**Aim**. Pull every line with the word "COPYTRACK" out of the entries below.

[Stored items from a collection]
--- Start ---
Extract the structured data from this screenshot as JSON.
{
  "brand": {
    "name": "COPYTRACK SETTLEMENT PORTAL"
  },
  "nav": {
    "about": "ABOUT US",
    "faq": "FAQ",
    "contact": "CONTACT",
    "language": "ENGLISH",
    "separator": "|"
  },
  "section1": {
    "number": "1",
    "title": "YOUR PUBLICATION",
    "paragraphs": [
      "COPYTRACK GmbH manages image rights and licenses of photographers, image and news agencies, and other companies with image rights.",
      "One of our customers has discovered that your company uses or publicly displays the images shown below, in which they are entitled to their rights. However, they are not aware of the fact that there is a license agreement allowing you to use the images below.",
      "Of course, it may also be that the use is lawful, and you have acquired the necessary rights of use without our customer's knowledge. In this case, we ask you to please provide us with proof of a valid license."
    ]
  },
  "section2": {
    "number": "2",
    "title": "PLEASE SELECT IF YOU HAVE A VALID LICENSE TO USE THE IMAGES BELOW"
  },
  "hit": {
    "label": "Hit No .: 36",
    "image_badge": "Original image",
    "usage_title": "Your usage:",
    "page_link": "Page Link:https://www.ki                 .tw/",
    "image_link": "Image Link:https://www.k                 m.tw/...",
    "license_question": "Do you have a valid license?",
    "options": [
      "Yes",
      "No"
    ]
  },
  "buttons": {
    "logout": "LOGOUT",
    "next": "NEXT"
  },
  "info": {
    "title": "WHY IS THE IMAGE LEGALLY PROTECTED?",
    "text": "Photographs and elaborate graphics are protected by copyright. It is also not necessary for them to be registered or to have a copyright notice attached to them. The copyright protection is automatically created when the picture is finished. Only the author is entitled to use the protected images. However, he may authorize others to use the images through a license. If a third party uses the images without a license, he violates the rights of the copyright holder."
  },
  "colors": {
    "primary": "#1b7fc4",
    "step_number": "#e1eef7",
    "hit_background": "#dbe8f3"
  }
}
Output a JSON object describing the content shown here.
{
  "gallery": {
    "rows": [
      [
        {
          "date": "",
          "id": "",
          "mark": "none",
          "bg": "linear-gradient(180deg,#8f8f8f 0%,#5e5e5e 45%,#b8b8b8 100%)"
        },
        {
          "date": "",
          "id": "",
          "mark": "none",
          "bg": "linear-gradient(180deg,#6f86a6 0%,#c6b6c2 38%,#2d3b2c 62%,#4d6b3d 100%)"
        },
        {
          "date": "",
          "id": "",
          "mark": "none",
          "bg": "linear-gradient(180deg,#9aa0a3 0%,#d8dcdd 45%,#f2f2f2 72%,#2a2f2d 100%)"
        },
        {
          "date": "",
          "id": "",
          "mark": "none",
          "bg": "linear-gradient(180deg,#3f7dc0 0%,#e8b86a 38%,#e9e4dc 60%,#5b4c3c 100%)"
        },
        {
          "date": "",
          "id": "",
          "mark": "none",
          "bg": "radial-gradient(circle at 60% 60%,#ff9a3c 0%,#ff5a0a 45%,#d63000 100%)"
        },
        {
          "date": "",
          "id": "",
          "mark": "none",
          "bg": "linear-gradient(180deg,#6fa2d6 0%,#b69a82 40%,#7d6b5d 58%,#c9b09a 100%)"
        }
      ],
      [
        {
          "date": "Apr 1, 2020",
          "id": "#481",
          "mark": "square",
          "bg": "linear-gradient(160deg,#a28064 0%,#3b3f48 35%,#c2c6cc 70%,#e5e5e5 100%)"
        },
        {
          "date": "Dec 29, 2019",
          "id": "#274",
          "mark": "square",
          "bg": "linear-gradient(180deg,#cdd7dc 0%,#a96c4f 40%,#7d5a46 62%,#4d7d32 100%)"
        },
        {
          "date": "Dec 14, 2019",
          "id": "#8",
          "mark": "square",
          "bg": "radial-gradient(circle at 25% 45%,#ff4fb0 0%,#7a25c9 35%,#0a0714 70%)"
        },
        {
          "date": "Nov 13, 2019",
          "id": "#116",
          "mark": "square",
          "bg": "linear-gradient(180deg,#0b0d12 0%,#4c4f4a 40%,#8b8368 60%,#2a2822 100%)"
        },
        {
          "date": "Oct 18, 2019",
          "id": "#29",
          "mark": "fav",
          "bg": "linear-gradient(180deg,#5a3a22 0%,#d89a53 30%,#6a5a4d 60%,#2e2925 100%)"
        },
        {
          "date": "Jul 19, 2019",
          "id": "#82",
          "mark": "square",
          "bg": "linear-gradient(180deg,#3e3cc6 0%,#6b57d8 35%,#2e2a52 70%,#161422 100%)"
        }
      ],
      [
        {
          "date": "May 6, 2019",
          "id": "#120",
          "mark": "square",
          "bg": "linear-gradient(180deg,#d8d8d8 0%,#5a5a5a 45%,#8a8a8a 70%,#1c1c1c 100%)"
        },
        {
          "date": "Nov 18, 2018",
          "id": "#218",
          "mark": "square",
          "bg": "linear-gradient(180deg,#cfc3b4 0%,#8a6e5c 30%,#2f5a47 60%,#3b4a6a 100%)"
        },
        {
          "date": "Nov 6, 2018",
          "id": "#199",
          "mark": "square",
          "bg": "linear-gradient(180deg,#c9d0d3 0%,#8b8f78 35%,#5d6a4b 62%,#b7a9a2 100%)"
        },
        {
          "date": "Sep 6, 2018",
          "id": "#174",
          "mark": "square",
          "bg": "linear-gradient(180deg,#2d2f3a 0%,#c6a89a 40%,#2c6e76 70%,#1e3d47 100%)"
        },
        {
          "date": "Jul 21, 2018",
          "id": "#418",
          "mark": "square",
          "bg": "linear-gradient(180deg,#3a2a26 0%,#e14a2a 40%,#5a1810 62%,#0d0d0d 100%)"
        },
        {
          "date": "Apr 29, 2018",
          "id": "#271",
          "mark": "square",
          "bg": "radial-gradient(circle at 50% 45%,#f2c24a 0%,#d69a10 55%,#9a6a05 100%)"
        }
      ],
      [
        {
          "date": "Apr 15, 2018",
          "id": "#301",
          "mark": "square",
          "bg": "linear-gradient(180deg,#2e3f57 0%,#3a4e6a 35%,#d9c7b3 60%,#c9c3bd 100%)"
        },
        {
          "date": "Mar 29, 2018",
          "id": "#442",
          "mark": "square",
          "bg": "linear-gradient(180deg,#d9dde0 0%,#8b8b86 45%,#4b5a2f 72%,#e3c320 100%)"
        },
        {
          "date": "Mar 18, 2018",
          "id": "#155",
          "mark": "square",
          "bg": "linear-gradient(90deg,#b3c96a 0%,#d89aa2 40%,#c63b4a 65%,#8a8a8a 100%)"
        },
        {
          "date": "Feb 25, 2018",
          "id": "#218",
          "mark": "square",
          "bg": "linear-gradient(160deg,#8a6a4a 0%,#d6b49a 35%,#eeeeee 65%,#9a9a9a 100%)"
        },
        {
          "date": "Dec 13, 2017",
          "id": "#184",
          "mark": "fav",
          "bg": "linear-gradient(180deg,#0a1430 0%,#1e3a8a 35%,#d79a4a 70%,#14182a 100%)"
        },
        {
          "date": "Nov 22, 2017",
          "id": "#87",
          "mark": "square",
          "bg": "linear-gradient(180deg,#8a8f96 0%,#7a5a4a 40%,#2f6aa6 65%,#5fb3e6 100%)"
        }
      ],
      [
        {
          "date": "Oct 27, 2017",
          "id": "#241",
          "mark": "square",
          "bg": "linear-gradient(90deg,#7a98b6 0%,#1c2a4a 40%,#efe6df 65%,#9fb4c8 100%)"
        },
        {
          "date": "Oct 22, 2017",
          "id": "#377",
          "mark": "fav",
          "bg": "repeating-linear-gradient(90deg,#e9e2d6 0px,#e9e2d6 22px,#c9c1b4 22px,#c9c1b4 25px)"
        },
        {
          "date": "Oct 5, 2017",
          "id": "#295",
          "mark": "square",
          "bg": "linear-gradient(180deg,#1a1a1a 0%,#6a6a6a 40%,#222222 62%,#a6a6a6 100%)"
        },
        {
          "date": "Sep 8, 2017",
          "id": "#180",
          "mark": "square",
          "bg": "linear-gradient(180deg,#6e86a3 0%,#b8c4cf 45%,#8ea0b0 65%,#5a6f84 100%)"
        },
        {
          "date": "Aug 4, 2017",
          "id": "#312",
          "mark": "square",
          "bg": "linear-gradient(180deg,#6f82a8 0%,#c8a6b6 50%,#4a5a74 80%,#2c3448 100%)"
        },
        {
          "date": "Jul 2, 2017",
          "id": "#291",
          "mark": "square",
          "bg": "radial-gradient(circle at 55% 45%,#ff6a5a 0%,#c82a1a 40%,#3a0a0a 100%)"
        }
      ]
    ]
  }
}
--- End ---
**Solution for this task**.
    "name": "COPYTRACK SETTLEMENT PORTAL"
      "COPYTRACK GmbH manages image rights and licenses of photographers, image and news agencies, and other companies with image rights.",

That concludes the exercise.